(Collected data entries)
- - -

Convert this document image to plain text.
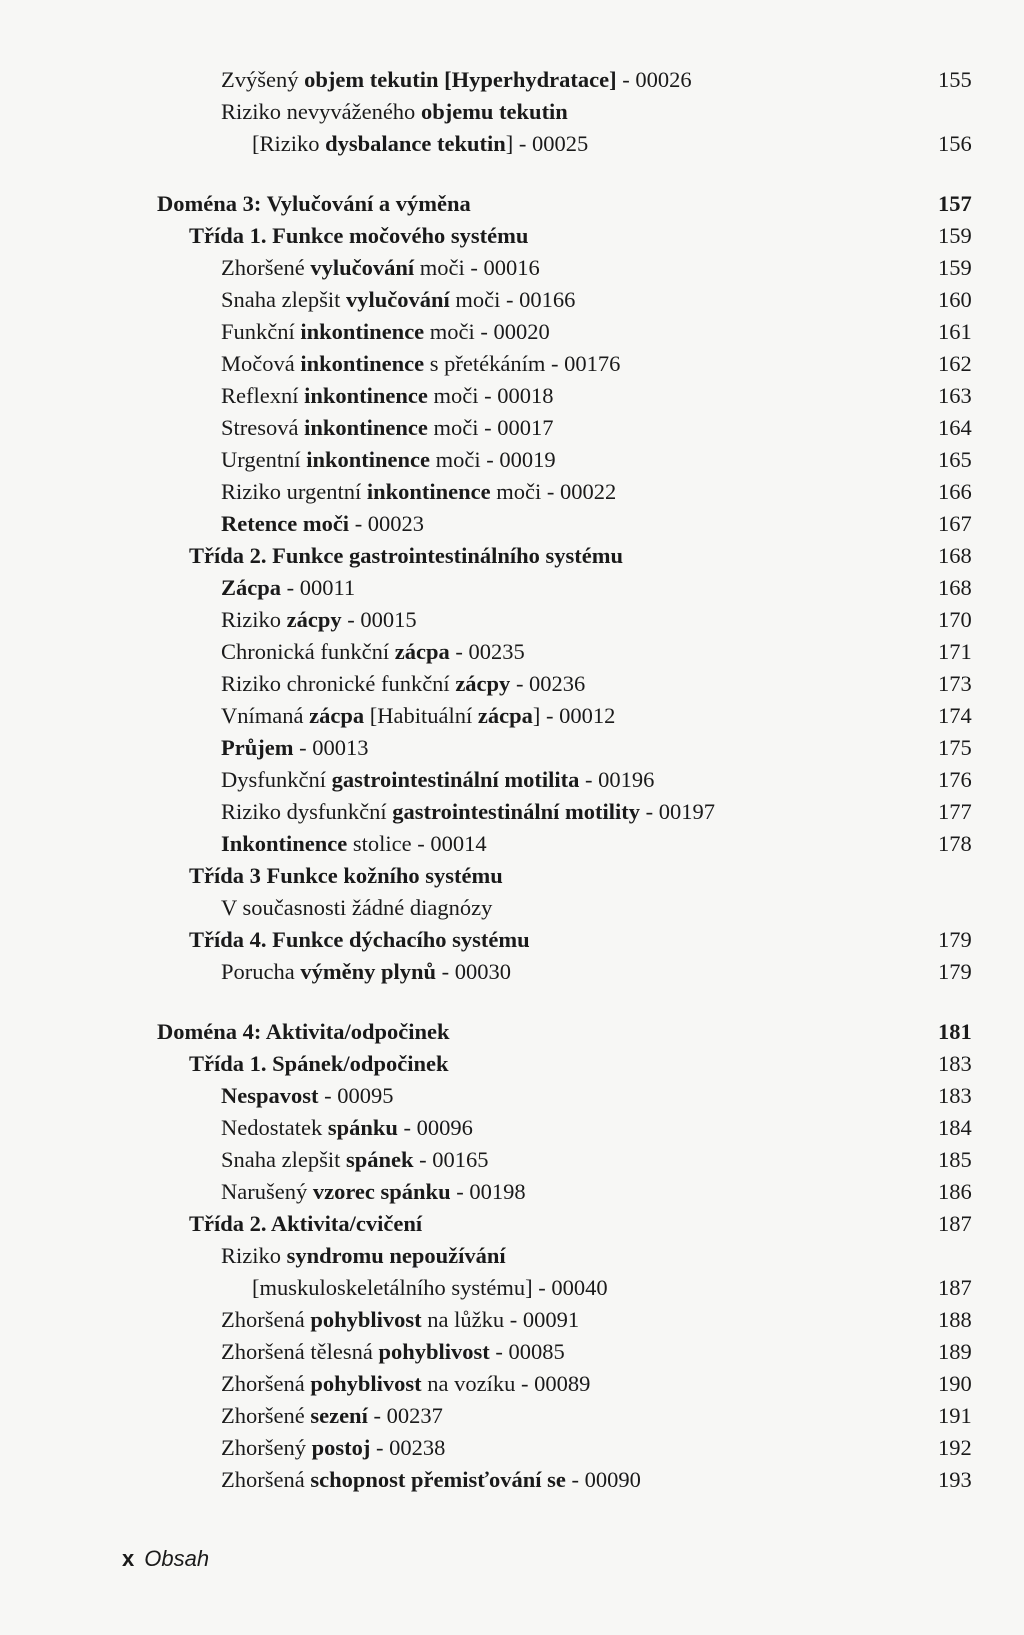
Zvýšený objem tekutin [Hyperhydratace] - 00026	155
Riziko nevyváženého objemu tekutin
[Riziko dysbalance tekutin] - 00025	156
Doména 3: Vylučování a výměna	157
Třída 1. Funkce močového systému	159
Zhoršené vylučování moči - 00016	159
Snaha zlepšit vylučování moči - 00166	160
Funkční inkontinence moči - 00020	161
Močová inkontinence s přetékáním - 00176	162
Reflexní inkontinence moči - 00018	163
Stresová inkontinence moči - 00017	164
Urgentní inkontinence moči - 00019	165
Riziko urgentní inkontinence moči - 00022	166
Retence moči - 00023	167
Třída 2. Funkce gastrointestinálního systému	168
Zácpa - 00011	168
Riziko zácpy - 00015	170
Chronická funkční zácpa - 00235	171
Riziko chronické funkční zácpy - 00236	173
Vnímaná zácpa [Habituální zácpa] - 00012	174
Průjem - 00013	175
Dysfunkční gastrointestinální motilita - 00196	176
Riziko dysfunkční gastrointestinální motility - 00197	177
Inkontinence stolice - 00014	178
Třída 3 Funkce kožního systému
V současnosti žádné diagnózy
Třída 4. Funkce dýchacího systému	179
Porucha výměny plynů - 00030	179
Doména 4: Aktivita/odpočinek	181
Třída 1. Spánek/odpočinek	183
Nespavost - 00095	183
Nedostatek spánku - 00096	184
Snaha zlepšit spánek - 00165	185
Narušený vzorec spánku - 00198	186
Třída 2. Aktivita/cvičení	187
Riziko syndromu nepoužívání
[muskuloskeletálního systému] - 00040	187
Zhoršená pohyblivost na lůžku - 00091	188
Zhoršená tělesná pohyblivost - 00085	189
Zhoršená pohyblivost na vozíku - 00089	190
Zhoršené sezení - 00237	191
Zhoršený postoj - 00238	192
Zhoršená schopnost přemisťování se - 00090	193
x Obsah
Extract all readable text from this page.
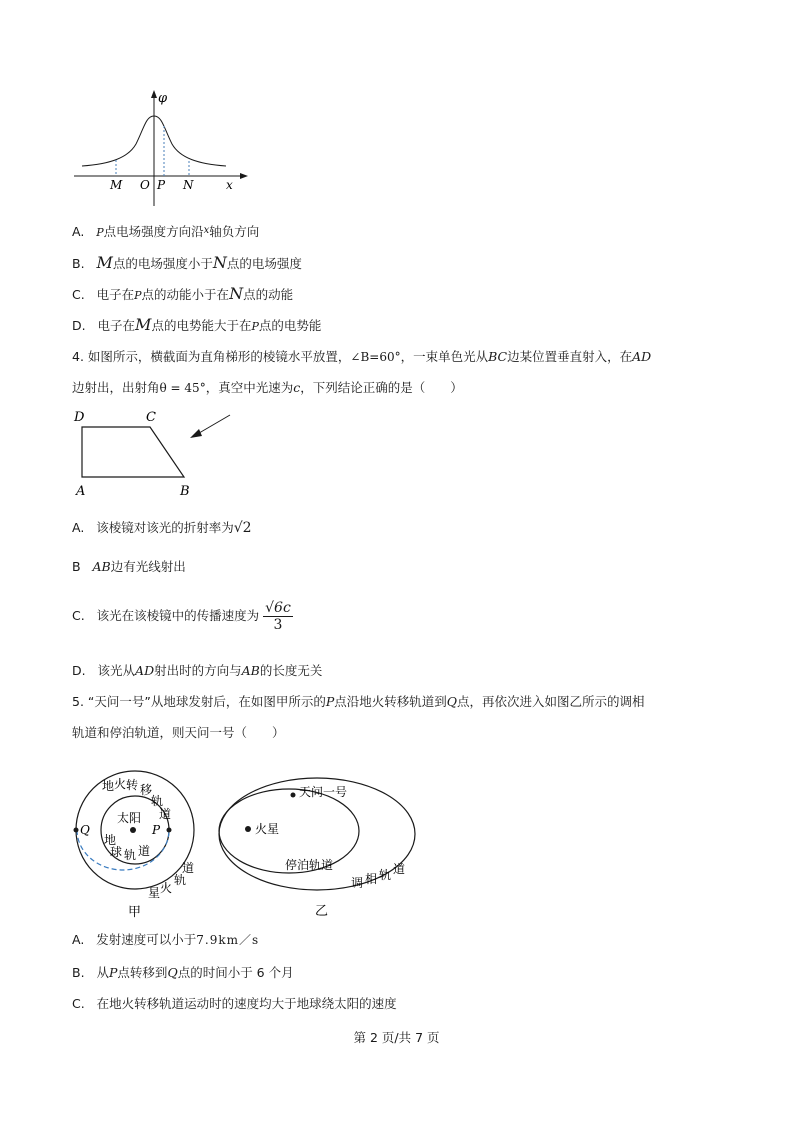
φ
M O P N	x
A. P点电场强度方向沿$^x$轴负方向
B. M点的电场强度小于N点的电场强度
C. 电子在P点的动能小于在N点的动能
D. 电子在M点的电势能大于在P点的电势能
4. 如图所示，横截面为直角梯形的棱镜水平放置，∠B=60°，一束单色光从BC边某位置垂直射入，在AD
边射出，出射角θ = 45°，真空中光速为c，下列结论正确的是（　　）
D	C
A	B
A. 该棱镜对该光的折射率为√2
B AB边有光线射出
C. 该光在该棱镜中的传播速度为 $\frac{√6c}{3}$
D. 该光从AD射出时的方向与AB的长度无关
5. “天问一号”从地球发射后，在如图甲所示的P点沿地火转移轨道到Q点，再依次进入如图乙所示的调相
轨道和停泊轨道，则天问一号（　　）
太阳
Q	P
地 火 转 移
轨
道
地
球 轨 道
道
轨
火
星
甲
天问一号
火星
停泊轨道
调 相 轨 道
乙
A. 发射速度可以小于7.9km／s
B. 从P点转移到Q点的时间小于 6 个月
C. 在地火转移轨道运动时的速度均大于地球绕太阳的速度
第 2 页/共 7 页
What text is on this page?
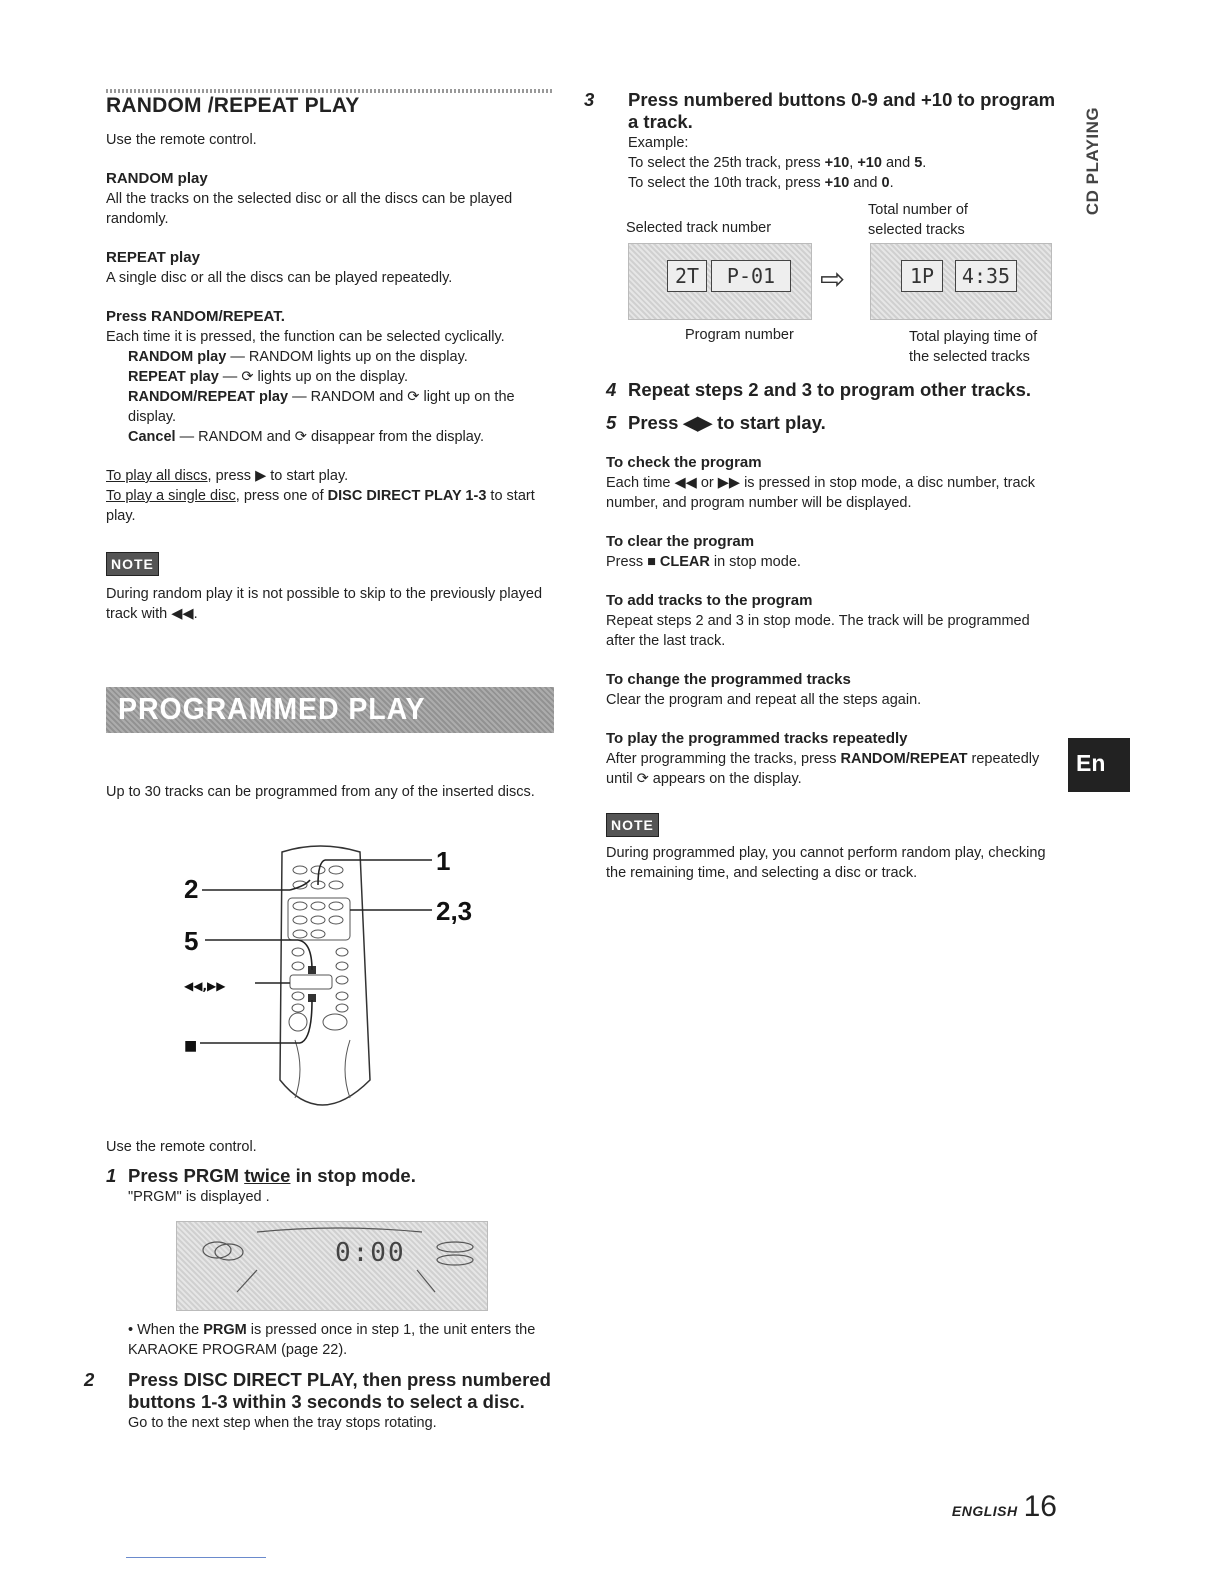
RANDOM /REPEAT PLAY

Use the remote control.

RANDOM play

All the tracks on the selected disc or all the discs can be played randomly.

REPEAT play

A single disc or all the discs can be played repeatedly.

Press RANDOM/REPEAT.

Each time it is pressed, the function can be selected cyclically.

RANDOM play — RANDOM lights up on the display.

REPEAT play — ⟳ lights up on the display.

RANDOM/REPEAT play — RANDOM and ⟳ light up on the display.

Cancel — RANDOM and ⟳ disappear from the display.

To play all discs, press ▶ to start play.

To play a single disc, press one of DISC DIRECT PLAY 1-3 to start play.

NOTE

During random play it is not possible to skip to the previously played track with ◀◀.

PROGRAMMED PLAY

Up to 30 tracks can be programmed from any of the inserted discs.

1
2,3
2
5
◀◀,▶▶
■

Use the remote control.

1 Press PRGM twice in stop mode.

"PRGM" is displayed .

0:00

• When the PRGM is pressed once in step 1, the unit enters the KARAOKE PROGRAM (page 22).

2 Press DISC DIRECT PLAY, then press numbered buttons 1-3 within 3 seconds to select a disc.

Go to the next step when the tray stops rotating.

3 Press numbered buttons 0-9 and +10 to program a track.

Example:

To select the 25th track, press +10, +10 and 5.

To select the 10th track, press +10 and 0.

Selected track number
Total number of
selected tracks
2T	P-01	⇨	1P	4:35
Program number	Total playing time of
the selected tracks

4 Repeat steps 2 and 3 to program other tracks.

5 Press ◀▶ to start play.

To check the program

Each time ◀◀ or ▶▶ is pressed in stop mode, a disc number, track number, and program number will be displayed.

To clear the program

Press ■ CLEAR in stop mode.

To add tracks to the program

Repeat steps 2 and 3 in stop mode. The track will be programmed after the last track.

To change the programmed tracks

Clear the program and repeat all the steps again.

To play the programmed tracks repeatedly

After programming the tracks, press RANDOM/REPEAT repeatedly until ⟳ appears on the display.

NOTE

During programmed play, you cannot perform random play, checking the remaining time, and selecting a disc or track.

CD PLAYING
En
ENGLISH 16
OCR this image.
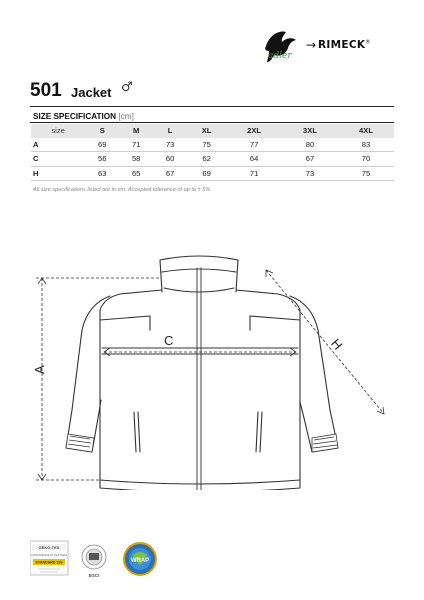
adler
→ RIMECK®
501 Jacket ♂
SIZE SPECIFICATION [cm]
size	S	M	L	XL	2XL	3XL	4XL
A	69	71	73	75	77	80	83
C	56	58	60	62	64	67	70
H	63	65	67	69	71	73	75
All size specifications listed are in cm. Accepted tolerance of up to ± 5%
A
C	H
OEKO-TEX
CONFIDENCE IN TEXTILES
STANDARD 100
BSCI
WRAP
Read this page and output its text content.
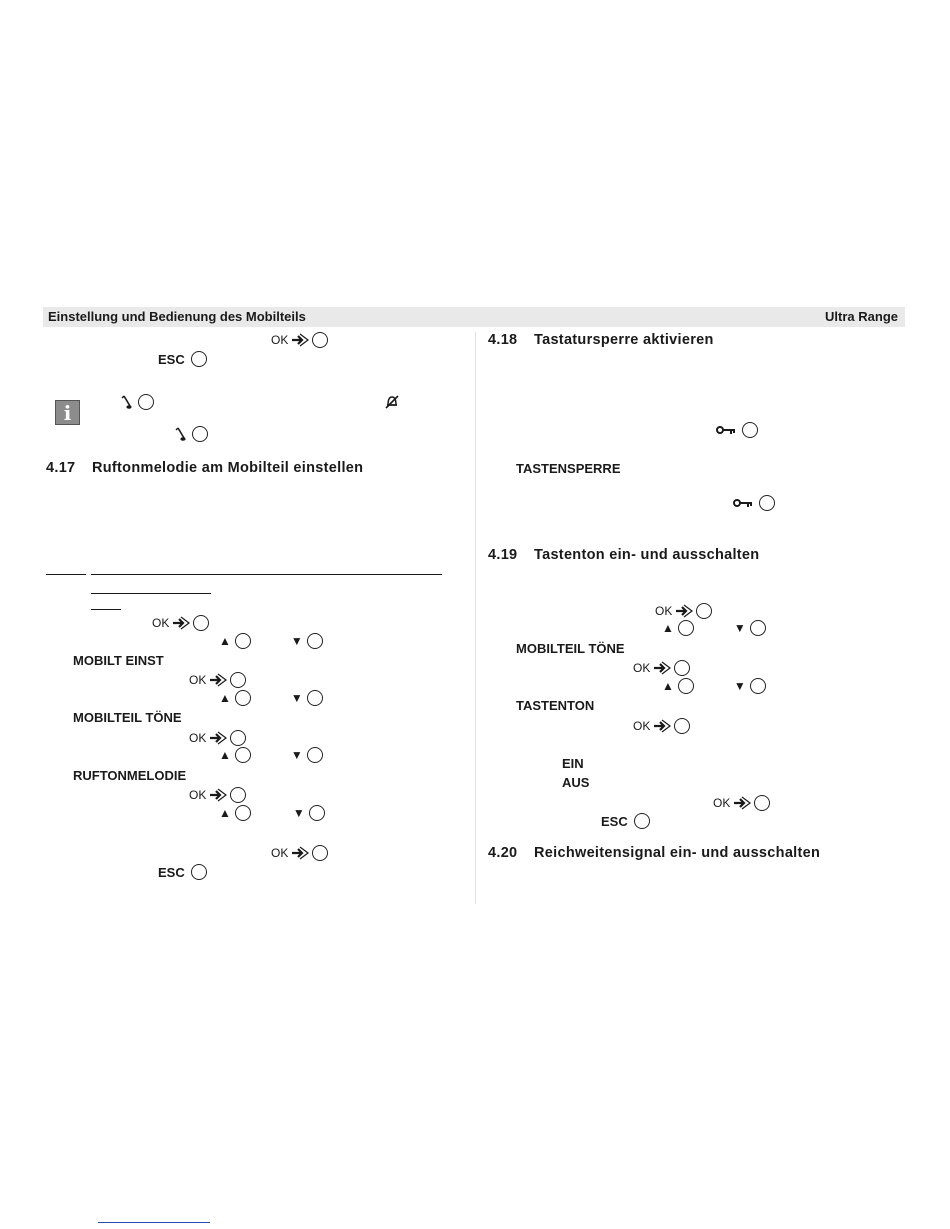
Einstellung und Bedienung des Mobilteils	Ultra Range
OK
ESC
i
4.17 Ruftonmelodie am Mobilteil einstellen
OK
▲	▼
MOBILT EINST
OK
▲	▼
MOBILTEIL TÖNE
OK
▲	▼
RUFTONMELODIE
OK
▲	▼
OK
ESC
4.18 Tastatursperre aktivieren
TASTENSPERRE
4.19 Tastenton ein- und ausschalten
OK
▲	▼
MOBILTEIL TÖNE
OK
▲	▼
TASTENTON
OK
EIN
AUS
OK
ESC
4.20 Reichweitensignal ein- und ausschalten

- - -

Aim: Go back to the records above and write them out exactly, without the pictures.

Result of the exercise:
Convert this document image to plain text.
Zvýšený objem tekutin [Hyperhydratace] - 00026	155
Riziko nevyváženého objemu tekutin
[Riziko dysbalance tekutin] - 00025	156
Doména 3: Vylučování a výměna	157
Třída 1. Funkce močového systému	159
Zhoršené vylučování moči - 00016	159
Snaha zlepšit vylučování moči - 00166	160
Funkční inkontinence moči - 00020	161
Močová inkontinence s přetékáním - 00176	162
Reflexní inkontinence moči - 00018	163
Stresová inkontinence moči - 00017	164
Urgentní inkontinence moči - 00019	165
Riziko urgentní inkontinence moči - 00022	166
Retence moči - 00023	167
Třída 2. Funkce gastrointestinálního systému	168
Zácpa - 00011	168
Riziko zácpy - 00015	170
Chronická funkční zácpa - 00235	171
Riziko chronické funkční zácpy - 00236	173
Vnímaná zácpa [Habituální zácpa] - 00012	174
Průjem - 00013	175
Dysfunkční gastrointestinální motilita - 00196	176
Riziko dysfunkční gastrointestinální motility - 00197	177
Inkontinence stolice - 00014	178
Třída 3 Funkce kožního systému
V současnosti žádné diagnózy
Třída 4. Funkce dýchacího systému	179
Porucha výměny plynů - 00030	179
Doména 4: Aktivita/odpočinek	181
Třída 1. Spánek/odpočinek	183
Nespavost - 00095	183
Nedostatek spánku - 00096	184
Snaha zlepšit spánek - 00165	185
Narušený vzorec spánku - 00198	186
Třída 2. Aktivita/cvičení	187
Riziko syndromu nepoužívání
[muskuloskeletálního systému] - 00040	187
Zhoršená pohyblivost na lůžku - 00091	188
Zhoršená tělesná pohyblivost - 00085	189
Zhoršená pohyblivost na vozíku - 00089	190
Zhoršené sezení - 00237	191
Zhoršený postoj - 00238	192
Zhoršená schopnost přemisťování se - 00090	193
x Obsah
Extract all readable text from this page.
φ
M O P N	x
A. P点电场强度方向沿$^x$轴负方向
B. M点的电场强度小于N点的电场强度
C. 电子在P点的动能小于在N点的动能
D. 电子在M点的电势能大于在P点的电势能
4. 如图所示，横截面为直角梯形的棱镜水平放置，∠B=60°，一束单色光从BC边某位置垂直射入，在AD
边射出，出射角θ = 45°，真空中光速为c，下列结论正确的是（　　）
D	C
A	B
A. 该棱镜对该光的折射率为√2
B AB边有光线射出
C. 该光在该棱镜中的传播速度为 $\frac{√6c}{3}$
D. 该光从AD射出时的方向与AB的长度无关
5. “天问一号”从地球发射后，在如图甲所示的P点沿地火转移轨道到Q点，再依次进入如图乙所示的调相
轨道和停泊轨道，则天问一号（　　）
太阳
Q	P
地 火 转 移
轨
道
地
球 轨 道
道
轨
火
星
甲
天问一号
火星
停泊轨道
调 相 轨 道
乙
A. 发射速度可以小于7.9km／s
B. 从P点转移到Q点的时间小于 6 个月
C. 在地火转移轨道运动时的速度均大于地球绕太阳的速度
第 2 页/共 7 页
What text is on this page?
RANDOM /REPEAT PLAY

Use the remote control.

RANDOM play

All the tracks on the selected disc or all the discs can be played randomly.

REPEAT play

A single disc or all the discs can be played repeatedly.

Press RANDOM/REPEAT.

Each time it is pressed, the function can be selected cyclically.

RANDOM play — RANDOM lights up on the display.

REPEAT play — ⟳ lights up on the display.

RANDOM/REPEAT play — RANDOM and ⟳ light up on the display.

Cancel — RANDOM and ⟳ disappear from the display.

To play all discs, press ▶ to start play.

To play a single disc, press one of DISC DIRECT PLAY 1-3 to start play.

NOTE

During random play it is not possible to skip to the previously played track with ◀◀.

PROGRAMMED PLAY

Up to 30 tracks can be programmed from any of the inserted discs.

1
2,3
2
5
◀◀,▶▶
■

Use the remote control.

1 Press PRGM twice in stop mode.

"PRGM" is displayed .

0:00

• When the PRGM is pressed once in step 1, the unit enters the KARAOKE PROGRAM (page 22).

2 Press DISC DIRECT PLAY, then press numbered buttons 1-3 within 3 seconds to select a disc.

Go to the next step when the tray stops rotating.

3 Press numbered buttons 0-9 and +10 to program a track.

Example:

To select the 25th track, press +10, +10 and 5.

To select the 10th track, press +10 and 0.

Selected track number
Total number of
selected tracks
2T	P-01	⇨	1P	4:35
Program number	Total playing time of
the selected tracks

4 Repeat steps 2 and 3 to program other tracks.

5 Press ◀▶ to start play.

To check the program

Each time ◀◀ or ▶▶ is pressed in stop mode, a disc number, track number, and program number will be displayed.

To clear the program

Press ■ CLEAR in stop mode.

To add tracks to the program

Repeat steps 2 and 3 in stop mode. The track will be programmed after the last track.

To change the programmed tracks

Clear the program and repeat all the steps again.

To play the programmed tracks repeatedly

After programming the tracks, press RANDOM/REPEAT repeatedly until ⟳ appears on the display.

NOTE

During programmed play, you cannot perform random play, checking the remaining time, and selecting a disc or track.

CD PLAYING
En
ENGLISH 16
OCR this image.
adler
→ RIMECK®
501 Jacket ♂
SIZE SPECIFICATION [cm]
size	S	M	L	XL	2XL	3XL	4XL
A	69	71	73	75	77	80	83
C	56	58	60	62	64	67	70
H	63	65	67	69	71	73	75
All size specifications listed are in cm. Accepted tolerance of up to ± 5%
A
C	H
OEKO-TEX
CONFIDENCE IN TEXTILES
STANDARD 100
BSCI
WRAP
Read this page and output its text content.
Einstellung und Bedienung des Mobilteils	Ultra Range
OK
ESC
i
4.17 Ruftonmelodie am Mobilteil einstellen
OK
▲	▼
MOBILT EINST
OK
▲	▼
MOBILTEIL TÖNE
OK
▲	▼
RUFTONMELODIE
OK
▲	▼
OK
ESC
4.18 Tastatursperre aktivieren
TASTENSPERRE
4.19 Tastenton ein- und ausschalten
OK
▲	▼
MOBILTEIL TÖNE
OK
▲	▼
TASTENTON
OK
EIN
AUS
OK
ESC
4.20 Reichweitensignal ein- und ausschalten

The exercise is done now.